- _Task objective_: Gather every line that includes the word "which", please.

- _Records shown_:
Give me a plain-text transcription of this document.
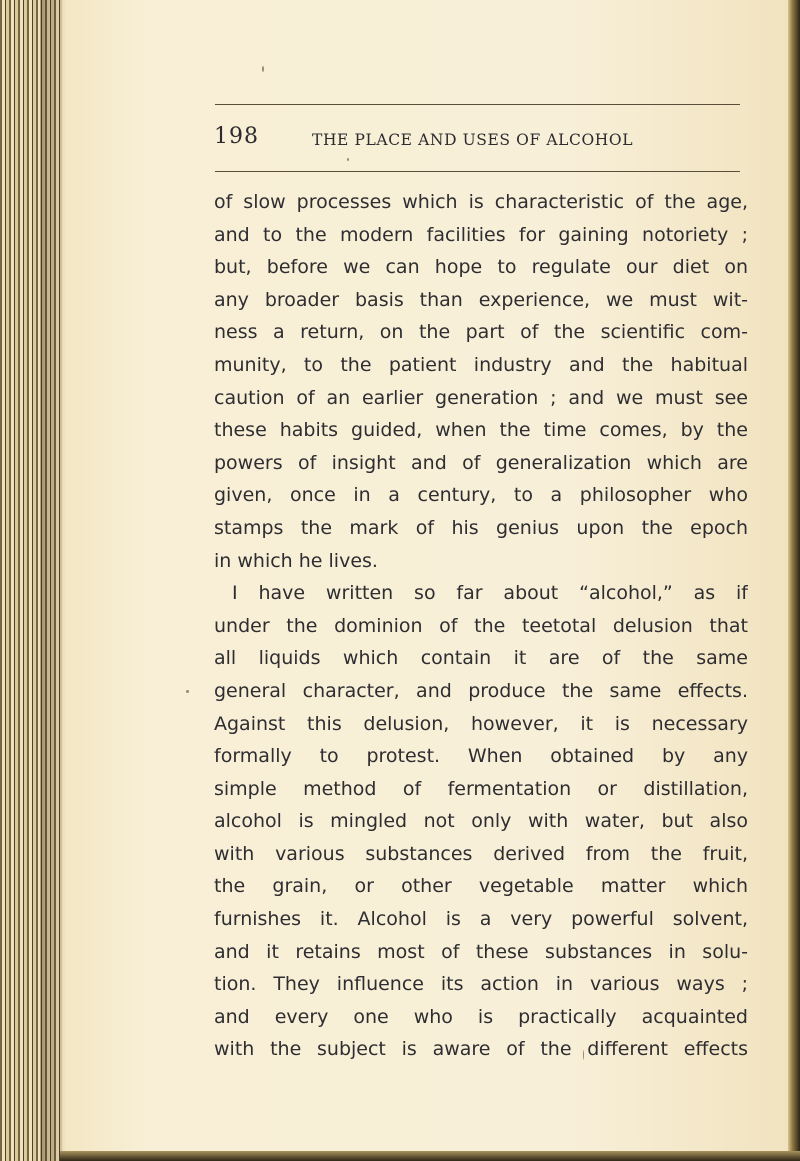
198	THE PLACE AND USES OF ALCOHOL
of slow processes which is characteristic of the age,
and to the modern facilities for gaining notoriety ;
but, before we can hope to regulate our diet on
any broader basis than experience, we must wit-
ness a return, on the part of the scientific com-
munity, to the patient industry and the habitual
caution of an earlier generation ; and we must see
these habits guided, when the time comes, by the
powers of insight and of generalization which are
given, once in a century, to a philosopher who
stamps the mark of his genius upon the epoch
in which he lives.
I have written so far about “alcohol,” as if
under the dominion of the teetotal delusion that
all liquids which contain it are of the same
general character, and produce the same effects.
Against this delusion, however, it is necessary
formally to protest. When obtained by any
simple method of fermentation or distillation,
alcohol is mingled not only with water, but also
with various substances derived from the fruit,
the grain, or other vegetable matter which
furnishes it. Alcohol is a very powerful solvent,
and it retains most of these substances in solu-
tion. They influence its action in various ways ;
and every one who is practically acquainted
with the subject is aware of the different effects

- _The completed task_:
of slow processes which is characteristic of the age,
powers of insight and of generalization which are
in which he lives.
all liquids which contain it are of the same
the grain, or other vegetable matter which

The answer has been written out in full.